-- Given task --
Return a copy of each line that holds the string "nuopc".

-- Supplied material --
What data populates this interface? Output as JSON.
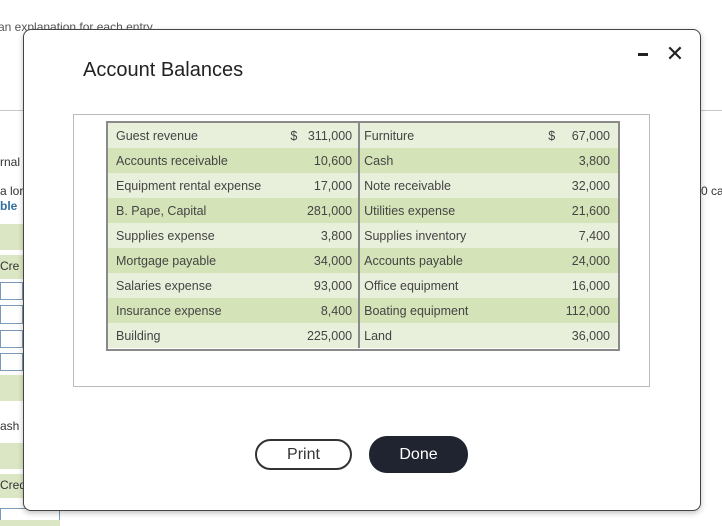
{
  "background": {
    "top_text": "an explanation for each entry",
    "left_texts": [
      "rnal",
      "a lor",
      "ble",
      "Cre",
      "ash",
      "Cred"
    ],
    "right_text": "0 ca"
  },
  "modal": {
    "title": "Account Balances",
    "minimize_label": "",
    "close_label": "✕"
  },
  "balances": {
    "rows": [
      {
        "left_name": "Guest revenue",
        "left_currency": "$",
        "left_amount": "311,000",
        "right_name": "Furniture",
        "right_currency": "$",
        "right_amount": "67,000"
      },
      {
        "left_name": "Accounts receivable",
        "left_currency": "",
        "left_amount": "10,600",
        "right_name": "Cash",
        "right_currency": "",
        "right_amount": "3,800"
      },
      {
        "left_name": "Equipment rental expense",
        "left_currency": "",
        "left_amount": "17,000",
        "right_name": "Note receivable",
        "right_currency": "",
        "right_amount": "32,000"
      },
      {
        "left_name": "B. Pape, Capital",
        "left_currency": "",
        "left_amount": "281,000",
        "right_name": "Utilities expense",
        "right_currency": "",
        "right_amount": "21,600"
      },
      {
        "left_name": "Supplies expense",
        "left_currency": "",
        "left_amount": "3,800",
        "right_name": "Supplies inventory",
        "right_currency": "",
        "right_amount": "7,400"
      },
      {
        "left_name": "Mortgage payable",
        "left_currency": "",
        "left_amount": "34,000",
        "right_name": "Accounts payable",
        "right_currency": "",
        "right_amount": "24,000"
      },
      {
        "left_name": "Salaries expense",
        "left_currency": "",
        "left_amount": "93,000",
        "right_name": "Office equipment",
        "right_currency": "",
        "right_amount": "16,000"
      },
      {
        "left_name": "Insurance expense",
        "left_currency": "",
        "left_amount": "8,400",
        "right_name": "Boating equipment",
        "right_currency": "",
        "right_amount": "112,000"
      },
      {
        "left_name": "Building",
        "left_currency": "",
        "left_amount": "225,000",
        "right_name": "Land",
        "right_currency": "",
        "right_amount": "36,000"
      }
    ]
  },
  "buttons": {
    "print_label": "Print",
    "done_label": "Done"
  },
  "colors": {
    "row_light": "#e8f0dc",
    "row_dark": "#d5e3b8",
    "done_bg": "#1f2430"
  }
}
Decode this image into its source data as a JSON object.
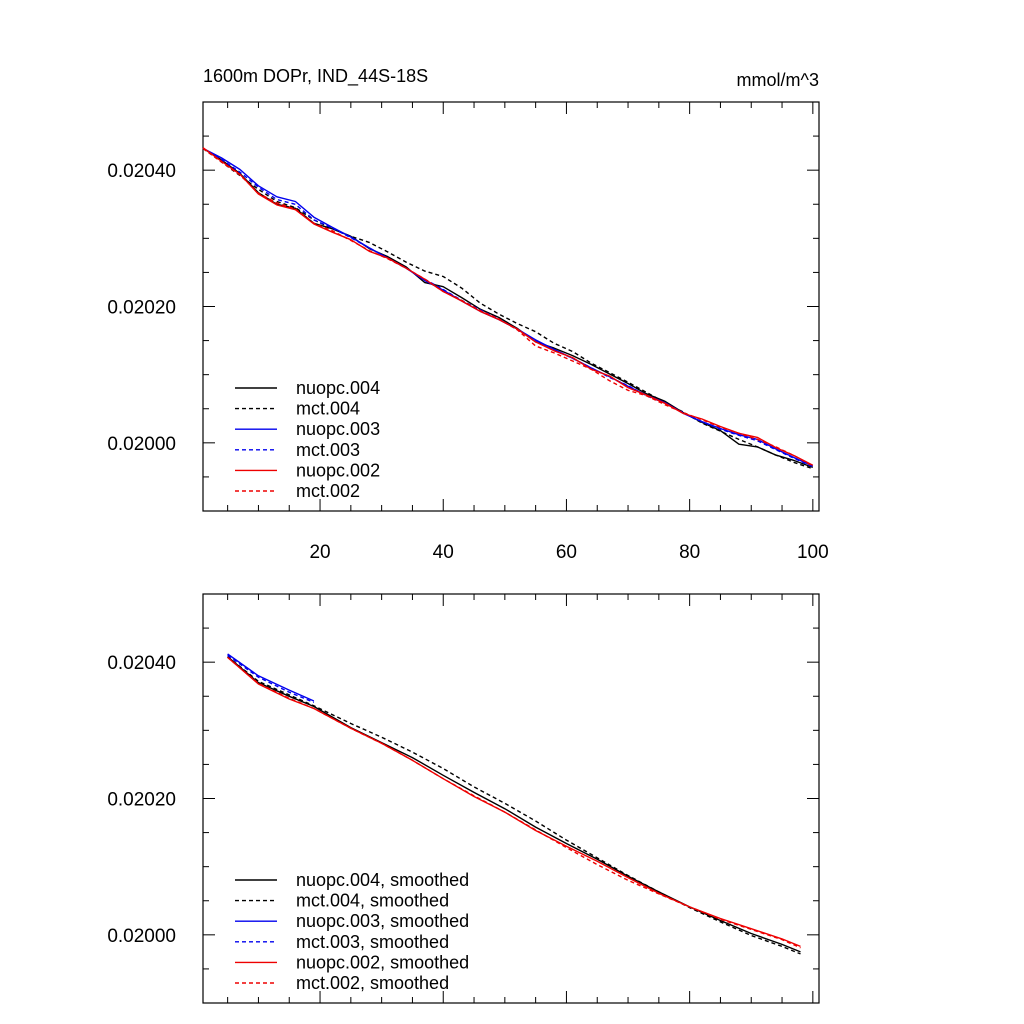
{
  "chart_data": [
    {
      "type": "line",
      "title": "1600m DOPr, IND_44S-18S",
      "units": "mmol/m^3",
      "xlim": [
        1,
        101
      ],
      "ylim": [
        0.0199,
        0.0205
      ],
      "x_ticks": [
        20,
        40,
        60,
        80,
        100
      ],
      "x_tick_labels": [
        "20",
        "40",
        "60",
        "80",
        "100"
      ],
      "y_ticks": [
        0.02,
        0.0202,
        0.0204
      ],
      "y_tick_labels": [
        "0.02000",
        "0.02020",
        "0.02040"
      ],
      "legend_position": "bottom-left",
      "series": [
        {
          "name": "nuopc.004",
          "color": "#000000",
          "dash": "solid",
          "x": [
            1,
            4,
            7,
            10,
            13,
            16,
            19,
            22,
            25,
            28,
            31,
            34,
            37,
            40,
            43,
            46,
            49,
            52,
            55,
            58,
            61,
            64,
            67,
            70,
            73,
            76,
            79,
            82,
            85,
            88,
            91,
            94,
            97,
            100
          ],
          "values": [
            0.020432,
            0.020415,
            0.020395,
            0.020367,
            0.02035,
            0.020344,
            0.020322,
            0.020314,
            0.020303,
            0.020285,
            0.020273,
            0.020258,
            0.020235,
            0.020229,
            0.020213,
            0.020196,
            0.020184,
            0.020168,
            0.020148,
            0.020139,
            0.020128,
            0.020115,
            0.020101,
            0.020087,
            0.020072,
            0.020061,
            0.020044,
            0.02003,
            0.020018,
            0.019998,
            0.019994,
            0.019982,
            0.019974,
            0.019964
          ]
        },
        {
          "name": "mct.004",
          "color": "#000000",
          "dash": "dashed",
          "x": [
            1,
            4,
            7,
            10,
            13,
            16,
            19,
            22,
            25,
            28,
            31,
            34,
            37,
            40,
            43,
            46,
            49,
            52,
            55,
            58,
            61,
            64,
            67,
            70,
            73,
            76,
            79,
            82,
            85,
            88,
            91,
            94,
            97,
            100
          ],
          "values": [
            0.020432,
            0.020412,
            0.020392,
            0.020372,
            0.020354,
            0.020345,
            0.020327,
            0.020314,
            0.020303,
            0.020294,
            0.02028,
            0.020265,
            0.020252,
            0.020244,
            0.020227,
            0.020205,
            0.020189,
            0.020175,
            0.020163,
            0.020146,
            0.020134,
            0.020117,
            0.020103,
            0.020089,
            0.020074,
            0.020059,
            0.020045,
            0.020029,
            0.020017,
            0.020005,
            0.019994,
            0.019982,
            0.019971,
            0.019962
          ]
        },
        {
          "name": "nuopc.003",
          "color": "#0000ee",
          "dash": "solid",
          "x": [
            1,
            4,
            7,
            10,
            13,
            16,
            19,
            22,
            25,
            28,
            31,
            34,
            37,
            40,
            43,
            46,
            49,
            52,
            55,
            58,
            61,
            64,
            67,
            70,
            73,
            76,
            79,
            82,
            85,
            88,
            91,
            94,
            97,
            100
          ],
          "values": [
            0.020432,
            0.020418,
            0.020401,
            0.020377,
            0.020361,
            0.020354,
            0.020331,
            0.020316,
            0.020302,
            0.020286,
            0.020271,
            0.020256,
            0.020238,
            0.020224,
            0.020208,
            0.020193,
            0.020181,
            0.020167,
            0.020151,
            0.020137,
            0.020124,
            0.02011,
            0.020097,
            0.020083,
            0.02007,
            0.020059,
            0.020043,
            0.020031,
            0.020021,
            0.020012,
            0.020005,
            0.019991,
            0.019978,
            0.019966
          ]
        },
        {
          "name": "mct.003",
          "color": "#0000ee",
          "dash": "dashed",
          "x": [
            1,
            4,
            7,
            10,
            13,
            16,
            19,
            22,
            25,
            28,
            31,
            34,
            37,
            40,
            43,
            46,
            49,
            52,
            55,
            58,
            61,
            64,
            67,
            70,
            73,
            76,
            79,
            82,
            85,
            88,
            91,
            94,
            97,
            100
          ],
          "values": [
            0.020432,
            0.020416,
            0.020397,
            0.020375,
            0.020357,
            0.02035,
            0.020327,
            0.020315,
            0.020301,
            0.020286,
            0.020271,
            0.020256,
            0.02024,
            0.020225,
            0.020209,
            0.020195,
            0.020182,
            0.020166,
            0.02015,
            0.020136,
            0.020124,
            0.02011,
            0.020096,
            0.020084,
            0.020069,
            0.020058,
            0.020044,
            0.020031,
            0.02002,
            0.020011,
            0.020003,
            0.01999,
            0.019977,
            0.019965
          ]
        },
        {
          "name": "nuopc.002",
          "color": "#ee0000",
          "dash": "solid",
          "x": [
            1,
            4,
            7,
            10,
            13,
            16,
            19,
            22,
            25,
            28,
            31,
            34,
            37,
            40,
            43,
            46,
            49,
            52,
            55,
            58,
            61,
            64,
            67,
            70,
            73,
            76,
            79,
            82,
            85,
            88,
            91,
            94,
            97,
            100
          ],
          "values": [
            0.020433,
            0.020413,
            0.020394,
            0.020365,
            0.020349,
            0.020342,
            0.020321,
            0.020309,
            0.020298,
            0.020281,
            0.020271,
            0.020256,
            0.02024,
            0.020222,
            0.020208,
            0.020193,
            0.020181,
            0.020167,
            0.020148,
            0.020135,
            0.020125,
            0.020108,
            0.020098,
            0.020081,
            0.02007,
            0.020058,
            0.020043,
            0.020035,
            0.020024,
            0.020014,
            0.020008,
            0.019993,
            0.019981,
            0.019967
          ]
        },
        {
          "name": "mct.002",
          "color": "#ee0000",
          "dash": "dashed",
          "x": [
            1,
            4,
            7,
            10,
            13,
            16,
            19,
            22,
            25,
            28,
            31,
            34,
            37,
            40,
            43,
            46,
            49,
            52,
            55,
            58,
            61,
            64,
            67,
            70,
            73,
            76,
            79,
            82,
            85,
            88,
            91,
            94,
            97,
            100
          ],
          "values": [
            0.020432,
            0.020412,
            0.020393,
            0.020366,
            0.020352,
            0.020343,
            0.020322,
            0.020311,
            0.020297,
            0.020282,
            0.02027,
            0.020256,
            0.02024,
            0.020222,
            0.020209,
            0.020194,
            0.020182,
            0.020166,
            0.020142,
            0.020132,
            0.02012,
            0.020108,
            0.020091,
            0.020077,
            0.020069,
            0.020056,
            0.020044,
            0.020034,
            0.020023,
            0.020014,
            0.020005,
            0.019994,
            0.019981,
            0.019966
          ]
        }
      ]
    },
    {
      "type": "line",
      "title": "",
      "units": "",
      "xlim": [
        1,
        101
      ],
      "ylim": [
        0.0199,
        0.0205
      ],
      "x_ticks": [
        20,
        40,
        60,
        80,
        100
      ],
      "x_tick_labels": [],
      "y_ticks": [
        0.02,
        0.0202,
        0.0204
      ],
      "y_tick_labels": [
        "0.02000",
        "0.02020",
        "0.02040"
      ],
      "legend_position": "bottom-left",
      "series": [
        {
          "name": "nuopc.004, smoothed",
          "color": "#000000",
          "dash": "solid",
          "x": [
            5,
            10,
            15,
            19,
            25,
            30,
            35,
            40,
            45,
            50,
            55,
            60,
            65,
            70,
            75,
            80,
            85,
            90,
            95,
            98
          ],
          "values": [
            0.020408,
            0.02037,
            0.02035,
            0.020335,
            0.020304,
            0.020282,
            0.02026,
            0.020234,
            0.020209,
            0.020185,
            0.020158,
            0.020134,
            0.020111,
            0.020086,
            0.020063,
            0.020041,
            0.020021,
            0.020002,
            0.019986,
            0.019975
          ]
        },
        {
          "name": "mct.004, smoothed",
          "color": "#000000",
          "dash": "dashed",
          "x": [
            5,
            10,
            15,
            19,
            25,
            30,
            35,
            40,
            45,
            50,
            55,
            60,
            65,
            70,
            75,
            80,
            85,
            90,
            95,
            98
          ],
          "values": [
            0.020408,
            0.020372,
            0.020352,
            0.020336,
            0.02031,
            0.02029,
            0.020268,
            0.020244,
            0.020217,
            0.020193,
            0.020167,
            0.020139,
            0.020113,
            0.020087,
            0.020063,
            0.02004,
            0.020019,
            0.019999,
            0.019983,
            0.019972
          ]
        },
        {
          "name": "nuopc.003, smoothed",
          "color": "#0000ee",
          "dash": "solid",
          "x": [
            5,
            10,
            15,
            19
          ],
          "values": [
            0.020412,
            0.02038,
            0.020359,
            0.020343
          ]
        },
        {
          "name": "mct.003, smoothed",
          "color": "#0000ee",
          "dash": "dashed",
          "x": [
            5,
            10,
            15,
            19
          ],
          "values": [
            0.02041,
            0.020378,
            0.020356,
            0.020341
          ]
        },
        {
          "name": "nuopc.002, smoothed",
          "color": "#ee0000",
          "dash": "solid",
          "x": [
            5,
            10,
            15,
            19,
            25,
            30,
            35,
            40,
            45,
            50,
            55,
            60,
            65,
            70,
            75,
            80,
            85,
            90,
            95,
            98
          ],
          "values": [
            0.020407,
            0.020368,
            0.020346,
            0.020332,
            0.020303,
            0.020281,
            0.020256,
            0.020229,
            0.020203,
            0.02018,
            0.020153,
            0.02013,
            0.020108,
            0.020084,
            0.020061,
            0.020041,
            0.020024,
            0.020009,
            0.019994,
            0.019983
          ]
        },
        {
          "name": "mct.002, smoothed",
          "color": "#ee0000",
          "dash": "dashed",
          "x": [
            5,
            10,
            15,
            19,
            25,
            30,
            35,
            40,
            45,
            50,
            55,
            60,
            65,
            70,
            75,
            80,
            85,
            90,
            95,
            98
          ],
          "values": [
            0.020407,
            0.020369,
            0.020347,
            0.020332,
            0.020303,
            0.020281,
            0.020256,
            0.020229,
            0.020204,
            0.02018,
            0.020154,
            0.020128,
            0.020103,
            0.02008,
            0.02006,
            0.020041,
            0.020023,
            0.020008,
            0.019993,
            0.019981
          ]
        }
      ]
    }
  ]
}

-- Written answer --
          "name": "nuopc.004",
          "name": "nuopc.003",
          "name": "nuopc.002",
          "name": "nuopc.004, smoothed",
          "name": "nuopc.003, smoothed",
          "name": "nuopc.002, smoothed",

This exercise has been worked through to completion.